• Dataset entries
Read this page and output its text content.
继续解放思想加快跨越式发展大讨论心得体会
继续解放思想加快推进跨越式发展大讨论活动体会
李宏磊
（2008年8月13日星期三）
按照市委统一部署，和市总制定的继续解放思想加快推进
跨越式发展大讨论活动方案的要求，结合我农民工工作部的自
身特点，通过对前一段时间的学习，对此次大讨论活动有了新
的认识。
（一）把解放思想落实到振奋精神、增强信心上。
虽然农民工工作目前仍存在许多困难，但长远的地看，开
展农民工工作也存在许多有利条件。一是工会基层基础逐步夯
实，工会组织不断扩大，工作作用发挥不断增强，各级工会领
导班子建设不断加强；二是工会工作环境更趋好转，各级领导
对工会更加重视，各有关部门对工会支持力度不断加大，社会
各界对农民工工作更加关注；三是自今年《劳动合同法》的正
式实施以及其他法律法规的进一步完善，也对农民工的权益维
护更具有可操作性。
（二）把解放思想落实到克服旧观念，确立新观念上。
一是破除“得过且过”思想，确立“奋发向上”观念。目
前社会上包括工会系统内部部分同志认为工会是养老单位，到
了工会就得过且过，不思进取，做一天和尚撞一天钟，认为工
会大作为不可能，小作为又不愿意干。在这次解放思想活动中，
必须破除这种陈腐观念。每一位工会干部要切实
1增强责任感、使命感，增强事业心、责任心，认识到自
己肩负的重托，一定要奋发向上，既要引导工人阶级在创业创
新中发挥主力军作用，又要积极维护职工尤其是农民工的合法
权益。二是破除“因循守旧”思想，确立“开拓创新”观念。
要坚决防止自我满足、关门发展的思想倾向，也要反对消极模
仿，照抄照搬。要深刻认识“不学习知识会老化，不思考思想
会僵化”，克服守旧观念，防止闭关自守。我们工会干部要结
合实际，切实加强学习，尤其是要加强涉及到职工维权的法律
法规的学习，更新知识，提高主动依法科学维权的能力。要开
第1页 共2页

• Requirement
Each entry above needs to be retyped exactly.

• Task answer
Read this page and output its text content.
继续解放思想加快跨越式发展大讨论心得体会
继续解放思想加快推进跨越式发展大讨论活动体会
李宏磊
（2008年8月13日星期三）
按照市委统一部署，和市总制定的继续解放思想加快推进
跨越式发展大讨论活动方案的要求，结合我农民工工作部的自
身特点，通过对前一段时间的学习，对此次大讨论活动有了新
的认识。
（一）把解放思想落实到振奋精神、增强信心上。
虽然农民工工作目前仍存在许多困难，但长远的地看，开
展农民工工作也存在许多有利条件。一是工会基层基础逐步夯
实，工会组织不断扩大，工作作用发挥不断增强，各级工会领
导班子建设不断加强；二是工会工作环境更趋好转，各级领导
对工会更加重视，各有关部门对工会支持力度不断加大，社会
各界对农民工工作更加关注；三是自今年《劳动合同法》的正
式实施以及其他法律法规的进一步完善，也对农民工的权益维
护更具有可操作性。
（二）把解放思想落实到克服旧观念，确立新观念上。
一是破除“得过且过”思想，确立“奋发向上”观念。目
前社会上包括工会系统内部部分同志认为工会是养老单位，到
了工会就得过且过，不思进取，做一天和尚撞一天钟，认为工
会大作为不可能，小作为又不愿意干。在这次解放思想活动中，
必须破除这种陈腐观念。每一位工会干部要切实
1增强责任感、使命感，增强事业心、责任心，认识到自
己肩负的重托，一定要奋发向上，既要引导工人阶级在创业创
新中发挥主力军作用，又要积极维护职工尤其是农民工的合法
权益。二是破除“因循守旧”思想，确立“开拓创新”观念。
要坚决防止自我满足、关门发展的思想倾向，也要反对消极模
仿，照抄照搬。要深刻认识“不学习知识会老化，不思考思想
会僵化”，克服守旧观念，防止闭关自守。我们工会干部要结
合实际，切实加强学习，尤其是要加强涉及到职工维权的法律
法规的学习，更新知识，提高主动依法科学维权的能力。要开
第1页 共2页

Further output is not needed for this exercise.